## What you need to do
Transcribe the records below exactly, leaving out any pictures.

## Raw data

= = = = =

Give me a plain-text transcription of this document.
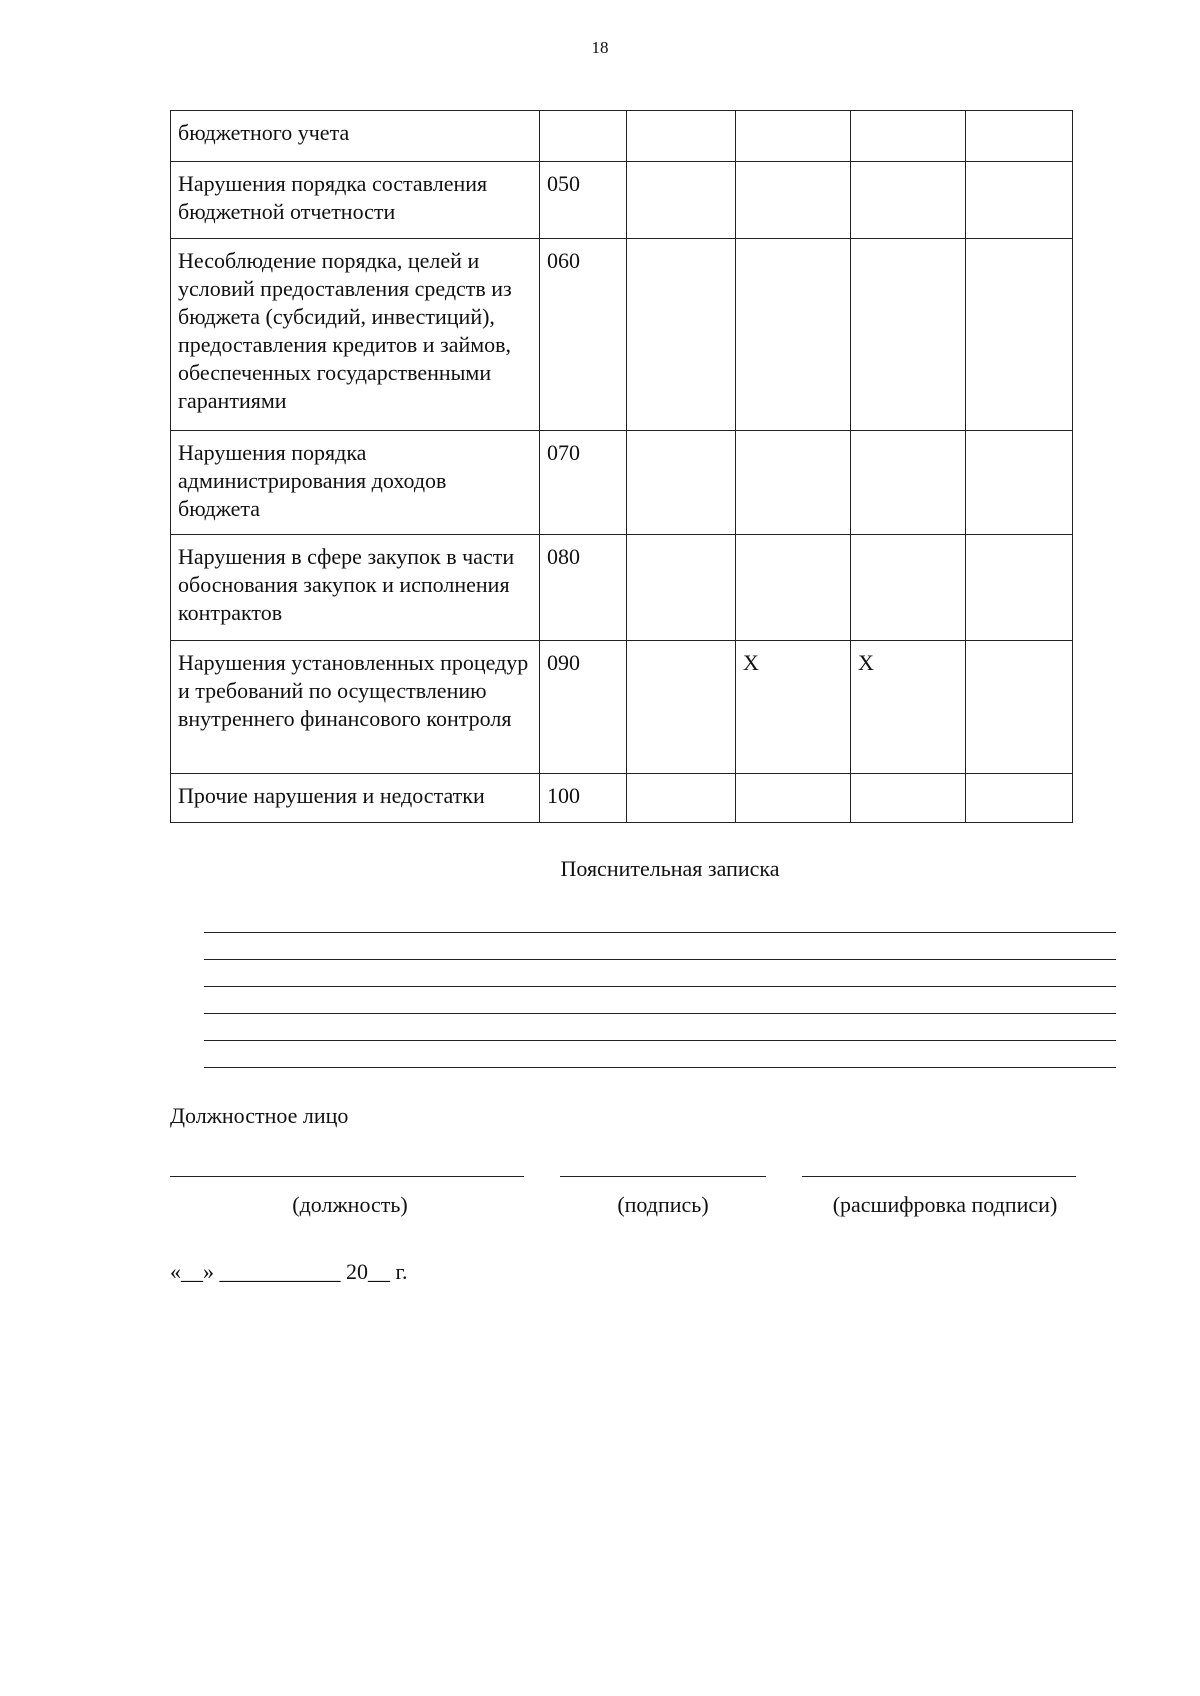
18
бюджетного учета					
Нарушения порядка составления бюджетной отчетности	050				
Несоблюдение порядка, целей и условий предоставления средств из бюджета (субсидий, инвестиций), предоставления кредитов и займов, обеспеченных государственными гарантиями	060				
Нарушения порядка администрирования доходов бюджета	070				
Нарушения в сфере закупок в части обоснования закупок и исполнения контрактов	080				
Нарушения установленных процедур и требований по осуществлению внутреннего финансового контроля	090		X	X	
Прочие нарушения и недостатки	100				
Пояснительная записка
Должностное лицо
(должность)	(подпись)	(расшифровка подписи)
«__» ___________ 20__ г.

= = = = =

## Written reply
Give me a plain-text transcription of this document.
18
бюджетного учета					
Нарушения порядка составления бюджетной отчетности	050				
Несоблюдение порядка, целей и условий предоставления средств из бюджета (субсидий, инвестиций), предоставления кредитов и займов, обеспеченных государственными гарантиями	060				
Нарушения порядка администрирования доходов бюджета	070				
Нарушения в сфере закупок в части обоснования закупок и исполнения контрактов	080				
Нарушения установленных процедур и требований по осуществлению внутреннего финансового контроля	090		X	X	
Прочие нарушения и недостатки	100				
Пояснительная записка
Должностное лицо
(должность)	(подпись)	(расшифровка подписи)
«__» ___________ 20__ г.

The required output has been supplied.